▶ [GOAL OF THE EXERCISE]:
Repeat all of the material exactly as given.

[Figure collection entries]
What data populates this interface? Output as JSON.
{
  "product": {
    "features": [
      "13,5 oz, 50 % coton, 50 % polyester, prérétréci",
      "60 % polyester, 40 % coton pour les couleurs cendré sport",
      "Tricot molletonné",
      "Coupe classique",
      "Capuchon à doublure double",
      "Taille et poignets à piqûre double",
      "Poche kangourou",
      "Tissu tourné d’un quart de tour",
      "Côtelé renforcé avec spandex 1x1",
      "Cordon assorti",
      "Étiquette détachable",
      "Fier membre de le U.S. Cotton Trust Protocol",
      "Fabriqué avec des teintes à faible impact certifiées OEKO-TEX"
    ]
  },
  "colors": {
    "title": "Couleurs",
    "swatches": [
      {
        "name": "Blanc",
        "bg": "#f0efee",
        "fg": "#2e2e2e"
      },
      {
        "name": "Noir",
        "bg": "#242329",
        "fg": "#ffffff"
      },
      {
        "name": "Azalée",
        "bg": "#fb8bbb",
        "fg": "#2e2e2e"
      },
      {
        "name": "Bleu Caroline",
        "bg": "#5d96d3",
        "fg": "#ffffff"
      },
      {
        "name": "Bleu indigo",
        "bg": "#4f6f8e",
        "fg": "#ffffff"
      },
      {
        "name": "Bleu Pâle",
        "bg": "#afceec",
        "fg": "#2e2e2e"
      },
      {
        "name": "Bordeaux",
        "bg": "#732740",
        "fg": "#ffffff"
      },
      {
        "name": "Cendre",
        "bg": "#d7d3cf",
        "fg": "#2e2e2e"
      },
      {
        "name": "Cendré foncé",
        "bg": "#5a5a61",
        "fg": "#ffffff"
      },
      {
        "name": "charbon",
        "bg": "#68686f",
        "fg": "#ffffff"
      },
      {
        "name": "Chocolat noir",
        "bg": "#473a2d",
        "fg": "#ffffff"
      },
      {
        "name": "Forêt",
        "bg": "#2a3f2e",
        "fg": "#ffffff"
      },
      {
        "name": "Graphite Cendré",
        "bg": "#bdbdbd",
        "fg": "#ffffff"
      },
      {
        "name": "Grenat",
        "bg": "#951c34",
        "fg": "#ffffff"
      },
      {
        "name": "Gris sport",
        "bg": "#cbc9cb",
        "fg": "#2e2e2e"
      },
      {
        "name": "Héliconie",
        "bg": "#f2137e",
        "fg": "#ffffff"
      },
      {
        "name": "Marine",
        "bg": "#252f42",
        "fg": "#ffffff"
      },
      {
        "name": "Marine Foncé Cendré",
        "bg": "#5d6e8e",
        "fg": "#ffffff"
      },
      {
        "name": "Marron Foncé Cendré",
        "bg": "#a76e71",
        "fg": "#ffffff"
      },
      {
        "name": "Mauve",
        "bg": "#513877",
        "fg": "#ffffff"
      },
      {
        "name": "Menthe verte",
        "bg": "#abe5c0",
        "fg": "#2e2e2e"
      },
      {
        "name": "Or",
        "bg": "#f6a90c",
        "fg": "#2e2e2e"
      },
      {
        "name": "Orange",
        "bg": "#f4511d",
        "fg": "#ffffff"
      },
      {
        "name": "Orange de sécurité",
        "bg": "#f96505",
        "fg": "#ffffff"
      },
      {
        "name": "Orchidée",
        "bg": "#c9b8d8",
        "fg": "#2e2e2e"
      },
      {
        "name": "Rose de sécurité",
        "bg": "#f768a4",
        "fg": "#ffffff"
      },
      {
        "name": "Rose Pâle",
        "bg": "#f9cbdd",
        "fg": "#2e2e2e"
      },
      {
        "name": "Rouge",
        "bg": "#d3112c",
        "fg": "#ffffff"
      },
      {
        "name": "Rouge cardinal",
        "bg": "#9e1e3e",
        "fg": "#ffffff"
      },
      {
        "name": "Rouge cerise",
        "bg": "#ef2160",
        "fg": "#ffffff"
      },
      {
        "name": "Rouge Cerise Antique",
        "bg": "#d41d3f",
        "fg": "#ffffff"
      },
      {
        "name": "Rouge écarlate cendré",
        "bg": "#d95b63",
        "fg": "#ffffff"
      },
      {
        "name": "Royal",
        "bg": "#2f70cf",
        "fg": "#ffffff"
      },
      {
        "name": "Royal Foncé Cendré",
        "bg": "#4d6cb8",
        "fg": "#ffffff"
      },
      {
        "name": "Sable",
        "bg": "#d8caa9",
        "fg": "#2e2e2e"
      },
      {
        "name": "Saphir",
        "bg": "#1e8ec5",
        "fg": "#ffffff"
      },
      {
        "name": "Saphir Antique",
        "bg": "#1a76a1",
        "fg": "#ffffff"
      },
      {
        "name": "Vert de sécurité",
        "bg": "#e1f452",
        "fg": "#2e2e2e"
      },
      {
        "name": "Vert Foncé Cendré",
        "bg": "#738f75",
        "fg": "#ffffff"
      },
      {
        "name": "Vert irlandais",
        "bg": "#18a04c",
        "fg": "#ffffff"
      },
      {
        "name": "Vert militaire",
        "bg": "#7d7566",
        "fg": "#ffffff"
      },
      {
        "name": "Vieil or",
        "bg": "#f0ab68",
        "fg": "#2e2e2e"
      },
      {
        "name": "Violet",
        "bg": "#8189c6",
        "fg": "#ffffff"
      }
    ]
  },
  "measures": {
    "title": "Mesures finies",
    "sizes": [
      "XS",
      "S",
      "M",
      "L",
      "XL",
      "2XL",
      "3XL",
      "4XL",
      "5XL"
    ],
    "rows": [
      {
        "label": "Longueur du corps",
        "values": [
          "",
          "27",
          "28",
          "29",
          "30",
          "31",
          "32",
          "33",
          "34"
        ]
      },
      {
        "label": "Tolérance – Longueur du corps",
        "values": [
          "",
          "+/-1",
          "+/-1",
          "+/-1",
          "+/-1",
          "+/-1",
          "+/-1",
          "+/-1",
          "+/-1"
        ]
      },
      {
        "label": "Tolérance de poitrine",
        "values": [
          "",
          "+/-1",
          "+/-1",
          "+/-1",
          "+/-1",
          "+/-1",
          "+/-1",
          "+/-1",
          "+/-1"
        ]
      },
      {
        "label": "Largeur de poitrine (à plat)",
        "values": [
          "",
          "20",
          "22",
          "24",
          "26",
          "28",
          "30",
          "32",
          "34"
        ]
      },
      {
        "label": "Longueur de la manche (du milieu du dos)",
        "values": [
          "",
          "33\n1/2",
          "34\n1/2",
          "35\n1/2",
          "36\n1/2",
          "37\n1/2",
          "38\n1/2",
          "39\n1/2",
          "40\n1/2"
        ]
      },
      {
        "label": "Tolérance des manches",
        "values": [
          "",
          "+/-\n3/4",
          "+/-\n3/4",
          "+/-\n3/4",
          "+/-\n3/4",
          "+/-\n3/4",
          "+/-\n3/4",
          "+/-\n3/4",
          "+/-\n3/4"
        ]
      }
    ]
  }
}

▶ [RESPONSE FOR THIS EXERCISE]:
What data populates this interface? Output as JSON.
{
  "product": {
    "features": [
      "13,5 oz, 50 % coton, 50 % polyester, prérétréci",
      "60 % polyester, 40 % coton pour les couleurs cendré sport",
      "Tricot molletonné",
      "Coupe classique",
      "Capuchon à doublure double",
      "Taille et poignets à piqûre double",
      "Poche kangourou",
      "Tissu tourné d’un quart de tour",
      "Côtelé renforcé avec spandex 1x1",
      "Cordon assorti",
      "Étiquette détachable",
      "Fier membre de le U.S. Cotton Trust Protocol",
      "Fabriqué avec des teintes à faible impact certifiées OEKO-TEX"
    ]
  },
  "colors": {
    "title": "Couleurs",
    "swatches": [
      {
        "name": "Blanc",
        "bg": "#f0efee",
        "fg": "#2e2e2e"
      },
      {
        "name": "Noir",
        "bg": "#242329",
        "fg": "#ffffff"
      },
      {
        "name": "Azalée",
        "bg": "#fb8bbb",
        "fg": "#2e2e2e"
      },
      {
        "name": "Bleu Caroline",
        "bg": "#5d96d3",
        "fg": "#ffffff"
      },
      {
        "name": "Bleu indigo",
        "bg": "#4f6f8e",
        "fg": "#ffffff"
      },
      {
        "name": "Bleu Pâle",
        "bg": "#afceec",
        "fg": "#2e2e2e"
      },
      {
        "name": "Bordeaux",
        "bg": "#732740",
        "fg": "#ffffff"
      },
      {
        "name": "Cendre",
        "bg": "#d7d3cf",
        "fg": "#2e2e2e"
      },
      {
        "name": "Cendré foncé",
        "bg": "#5a5a61",
        "fg": "#ffffff"
      },
      {
        "name": "charbon",
        "bg": "#68686f",
        "fg": "#ffffff"
      },
      {
        "name": "Chocolat noir",
        "bg": "#473a2d",
        "fg": "#ffffff"
      },
      {
        "name": "Forêt",
        "bg": "#2a3f2e",
        "fg": "#ffffff"
      },
      {
        "name": "Graphite Cendré",
        "bg": "#bdbdbd",
        "fg": "#ffffff"
      },
      {
        "name": "Grenat",
        "bg": "#951c34",
        "fg": "#ffffff"
      },
      {
        "name": "Gris sport",
        "bg": "#cbc9cb",
        "fg": "#2e2e2e"
      },
      {
        "name": "Héliconie",
        "bg": "#f2137e",
        "fg": "#ffffff"
      },
      {
        "name": "Marine",
        "bg": "#252f42",
        "fg": "#ffffff"
      },
      {
        "name": "Marine Foncé Cendré",
        "bg": "#5d6e8e",
        "fg": "#ffffff"
      },
      {
        "name": "Marron Foncé Cendré",
        "bg": "#a76e71",
        "fg": "#ffffff"
      },
      {
        "name": "Mauve",
        "bg": "#513877",
        "fg": "#ffffff"
      },
      {
        "name": "Menthe verte",
        "bg": "#abe5c0",
        "fg": "#2e2e2e"
      },
      {
        "name": "Or",
        "bg": "#f6a90c",
        "fg": "#2e2e2e"
      },
      {
        "name": "Orange",
        "bg": "#f4511d",
        "fg": "#ffffff"
      },
      {
        "name": "Orange de sécurité",
        "bg": "#f96505",
        "fg": "#ffffff"
      },
      {
        "name": "Orchidée",
        "bg": "#c9b8d8",
        "fg": "#2e2e2e"
      },
      {
        "name": "Rose de sécurité",
        "bg": "#f768a4",
        "fg": "#ffffff"
      },
      {
        "name": "Rose Pâle",
        "bg": "#f9cbdd",
        "fg": "#2e2e2e"
      },
      {
        "name": "Rouge",
        "bg": "#d3112c",
        "fg": "#ffffff"
      },
      {
        "name": "Rouge cardinal",
        "bg": "#9e1e3e",
        "fg": "#ffffff"
      },
      {
        "name": "Rouge cerise",
        "bg": "#ef2160",
        "fg": "#ffffff"
      },
      {
        "name": "Rouge Cerise Antique",
        "bg": "#d41d3f",
        "fg": "#ffffff"
      },
      {
        "name": "Rouge écarlate cendré",
        "bg": "#d95b63",
        "fg": "#ffffff"
      },
      {
        "name": "Royal",
        "bg": "#2f70cf",
        "fg": "#ffffff"
      },
      {
        "name": "Royal Foncé Cendré",
        "bg": "#4d6cb8",
        "fg": "#ffffff"
      },
      {
        "name": "Sable",
        "bg": "#d8caa9",
        "fg": "#2e2e2e"
      },
      {
        "name": "Saphir",
        "bg": "#1e8ec5",
        "fg": "#ffffff"
      },
      {
        "name": "Saphir Antique",
        "bg": "#1a76a1",
        "fg": "#ffffff"
      },
      {
        "name": "Vert de sécurité",
        "bg": "#e1f452",
        "fg": "#2e2e2e"
      },
      {
        "name": "Vert Foncé Cendré",
        "bg": "#738f75",
        "fg": "#ffffff"
      },
      {
        "name": "Vert irlandais",
        "bg": "#18a04c",
        "fg": "#ffffff"
      },
      {
        "name": "Vert militaire",
        "bg": "#7d7566",
        "fg": "#ffffff"
      },
      {
        "name": "Vieil or",
        "bg": "#f0ab68",
        "fg": "#2e2e2e"
      },
      {
        "name": "Violet",
        "bg": "#8189c6",
        "fg": "#ffffff"
      }
    ]
  },
  "measures": {
    "title": "Mesures finies",
    "sizes": [
      "XS",
      "S",
      "M",
      "L",
      "XL",
      "2XL",
      "3XL",
      "4XL",
      "5XL"
    ],
    "rows": [
      {
        "label": "Longueur du corps",
        "values": [
          "",
          "27",
          "28",
          "29",
          "30",
          "31",
          "32",
          "33",
          "34"
        ]
      },
      {
        "label": "Tolérance – Longueur du corps",
        "values": [
          "",
          "+/-1",
          "+/-1",
          "+/-1",
          "+/-1",
          "+/-1",
          "+/-1",
          "+/-1",
          "+/-1"
        ]
      },
      {
        "label": "Tolérance de poitrine",
        "values": [
          "",
          "+/-1",
          "+/-1",
          "+/-1",
          "+/-1",
          "+/-1",
          "+/-1",
          "+/-1",
          "+/-1"
        ]
      },
      {
        "label": "Largeur de poitrine (à plat)",
        "values": [
          "",
          "20",
          "22",
          "24",
          "26",
          "28",
          "30",
          "32",
          "34"
        ]
      },
      {
        "label": "Longueur de la manche (du milieu du dos)",
        "values": [
          "",
          "33\n1/2",
          "34\n1/2",
          "35\n1/2",
          "36\n1/2",
          "37\n1/2",
          "38\n1/2",
          "39\n1/2",
          "40\n1/2"
        ]
      },
      {
        "label": "Tolérance des manches",
        "values": [
          "",
          "+/-\n3/4",
          "+/-\n3/4",
          "+/-\n3/4",
          "+/-\n3/4",
          "+/-\n3/4",
          "+/-\n3/4",
          "+/-\n3/4",
          "+/-\n3/4"
        ]
      }
    ]
  }
}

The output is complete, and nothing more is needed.